Goal -> Give the count of lines holding the string "BEAUMARCHAIS" and nothing else.

Data entries ->
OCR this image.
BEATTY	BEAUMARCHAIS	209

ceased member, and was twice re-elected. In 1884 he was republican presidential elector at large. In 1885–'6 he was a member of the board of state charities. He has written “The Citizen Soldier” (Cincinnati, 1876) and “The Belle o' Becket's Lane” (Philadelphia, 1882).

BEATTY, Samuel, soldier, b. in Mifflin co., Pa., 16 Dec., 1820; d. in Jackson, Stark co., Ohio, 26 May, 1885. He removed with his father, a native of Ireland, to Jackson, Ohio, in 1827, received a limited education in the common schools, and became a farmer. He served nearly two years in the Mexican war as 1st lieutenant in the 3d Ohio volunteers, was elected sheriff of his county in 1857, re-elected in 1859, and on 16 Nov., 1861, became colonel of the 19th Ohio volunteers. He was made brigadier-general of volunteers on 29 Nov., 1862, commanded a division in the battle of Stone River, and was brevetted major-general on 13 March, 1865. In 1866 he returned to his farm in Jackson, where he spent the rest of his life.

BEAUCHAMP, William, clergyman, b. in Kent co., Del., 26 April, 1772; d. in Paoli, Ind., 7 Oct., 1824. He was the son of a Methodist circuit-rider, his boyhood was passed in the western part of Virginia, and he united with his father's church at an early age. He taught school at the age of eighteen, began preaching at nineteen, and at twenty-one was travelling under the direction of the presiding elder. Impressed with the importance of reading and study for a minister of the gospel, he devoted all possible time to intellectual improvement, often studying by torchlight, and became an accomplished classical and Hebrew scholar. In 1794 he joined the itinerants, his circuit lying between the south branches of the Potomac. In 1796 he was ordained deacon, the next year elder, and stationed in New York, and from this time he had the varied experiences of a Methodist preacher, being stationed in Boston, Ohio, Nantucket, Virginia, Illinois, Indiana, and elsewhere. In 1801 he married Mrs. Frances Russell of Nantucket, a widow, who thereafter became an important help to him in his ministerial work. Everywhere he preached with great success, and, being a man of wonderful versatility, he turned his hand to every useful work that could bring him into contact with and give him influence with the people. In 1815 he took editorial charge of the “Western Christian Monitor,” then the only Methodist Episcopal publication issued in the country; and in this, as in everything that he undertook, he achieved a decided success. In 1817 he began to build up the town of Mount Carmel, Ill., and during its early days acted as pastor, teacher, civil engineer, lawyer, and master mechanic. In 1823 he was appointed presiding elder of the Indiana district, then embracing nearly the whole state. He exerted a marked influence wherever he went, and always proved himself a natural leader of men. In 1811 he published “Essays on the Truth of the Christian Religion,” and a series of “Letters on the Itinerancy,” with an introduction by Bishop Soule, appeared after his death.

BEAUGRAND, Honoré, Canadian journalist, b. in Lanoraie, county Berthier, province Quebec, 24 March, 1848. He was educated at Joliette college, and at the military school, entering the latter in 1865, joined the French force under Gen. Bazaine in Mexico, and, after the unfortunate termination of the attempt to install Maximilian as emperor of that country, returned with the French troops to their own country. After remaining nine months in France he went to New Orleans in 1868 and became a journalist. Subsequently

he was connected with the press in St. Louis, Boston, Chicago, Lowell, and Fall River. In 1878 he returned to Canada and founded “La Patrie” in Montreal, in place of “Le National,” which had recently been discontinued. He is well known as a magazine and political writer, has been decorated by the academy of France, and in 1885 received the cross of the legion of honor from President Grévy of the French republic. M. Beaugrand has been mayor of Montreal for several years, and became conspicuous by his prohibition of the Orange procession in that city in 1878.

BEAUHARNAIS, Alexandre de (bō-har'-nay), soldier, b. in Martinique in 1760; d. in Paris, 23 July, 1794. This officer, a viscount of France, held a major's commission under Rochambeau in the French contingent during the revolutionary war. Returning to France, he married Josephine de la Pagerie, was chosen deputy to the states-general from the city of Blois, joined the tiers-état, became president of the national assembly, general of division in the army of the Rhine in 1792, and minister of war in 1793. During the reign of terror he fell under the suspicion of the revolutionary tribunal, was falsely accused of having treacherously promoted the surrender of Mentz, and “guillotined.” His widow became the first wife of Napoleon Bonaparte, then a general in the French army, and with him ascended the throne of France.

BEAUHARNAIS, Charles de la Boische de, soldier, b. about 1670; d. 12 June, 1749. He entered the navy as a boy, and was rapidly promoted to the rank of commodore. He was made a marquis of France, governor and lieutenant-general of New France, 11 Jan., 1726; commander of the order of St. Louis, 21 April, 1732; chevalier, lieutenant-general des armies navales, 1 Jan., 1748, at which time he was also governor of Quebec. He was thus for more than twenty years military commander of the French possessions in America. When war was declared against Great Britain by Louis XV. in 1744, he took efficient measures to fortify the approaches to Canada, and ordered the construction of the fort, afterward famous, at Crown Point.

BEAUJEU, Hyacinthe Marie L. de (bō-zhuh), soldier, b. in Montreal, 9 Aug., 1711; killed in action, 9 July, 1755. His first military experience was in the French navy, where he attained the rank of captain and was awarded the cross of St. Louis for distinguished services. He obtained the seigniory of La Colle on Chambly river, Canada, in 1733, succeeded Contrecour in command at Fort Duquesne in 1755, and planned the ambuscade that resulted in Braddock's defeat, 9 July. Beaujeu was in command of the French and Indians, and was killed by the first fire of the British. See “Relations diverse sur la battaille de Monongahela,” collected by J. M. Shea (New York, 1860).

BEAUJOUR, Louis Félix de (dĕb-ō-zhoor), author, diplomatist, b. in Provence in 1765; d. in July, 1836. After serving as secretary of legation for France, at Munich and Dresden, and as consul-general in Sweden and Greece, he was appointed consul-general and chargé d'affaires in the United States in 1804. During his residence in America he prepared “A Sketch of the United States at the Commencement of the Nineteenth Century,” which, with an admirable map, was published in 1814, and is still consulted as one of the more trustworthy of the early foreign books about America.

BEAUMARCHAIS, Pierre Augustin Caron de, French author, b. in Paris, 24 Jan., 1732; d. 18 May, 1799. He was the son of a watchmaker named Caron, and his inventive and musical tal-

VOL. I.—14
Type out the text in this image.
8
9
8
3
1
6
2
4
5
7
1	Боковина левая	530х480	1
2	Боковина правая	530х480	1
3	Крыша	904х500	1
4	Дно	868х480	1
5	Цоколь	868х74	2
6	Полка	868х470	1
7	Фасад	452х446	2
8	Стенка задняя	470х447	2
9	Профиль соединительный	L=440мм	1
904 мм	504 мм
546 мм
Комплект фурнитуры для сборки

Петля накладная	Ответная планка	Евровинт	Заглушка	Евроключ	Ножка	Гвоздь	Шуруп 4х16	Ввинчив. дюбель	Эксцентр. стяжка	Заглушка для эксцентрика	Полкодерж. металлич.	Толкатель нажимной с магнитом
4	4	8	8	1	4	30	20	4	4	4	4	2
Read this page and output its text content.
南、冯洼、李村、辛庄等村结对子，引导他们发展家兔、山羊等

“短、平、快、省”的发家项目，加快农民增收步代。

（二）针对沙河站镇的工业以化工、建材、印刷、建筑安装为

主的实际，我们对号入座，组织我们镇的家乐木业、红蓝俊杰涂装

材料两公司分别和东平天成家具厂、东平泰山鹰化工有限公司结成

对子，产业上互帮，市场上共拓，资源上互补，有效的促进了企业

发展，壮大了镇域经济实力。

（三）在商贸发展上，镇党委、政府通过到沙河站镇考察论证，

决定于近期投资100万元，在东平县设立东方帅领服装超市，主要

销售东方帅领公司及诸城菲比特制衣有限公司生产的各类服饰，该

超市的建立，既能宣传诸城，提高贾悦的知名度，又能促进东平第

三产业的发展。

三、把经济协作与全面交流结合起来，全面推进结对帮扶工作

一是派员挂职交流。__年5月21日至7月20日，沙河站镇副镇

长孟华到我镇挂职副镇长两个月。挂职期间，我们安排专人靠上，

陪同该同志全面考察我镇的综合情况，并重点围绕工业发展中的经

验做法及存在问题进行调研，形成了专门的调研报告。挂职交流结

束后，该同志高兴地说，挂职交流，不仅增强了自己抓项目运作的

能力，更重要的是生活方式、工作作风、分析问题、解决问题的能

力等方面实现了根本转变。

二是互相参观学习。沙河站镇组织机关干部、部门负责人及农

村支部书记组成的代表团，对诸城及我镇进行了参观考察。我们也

Result -> 2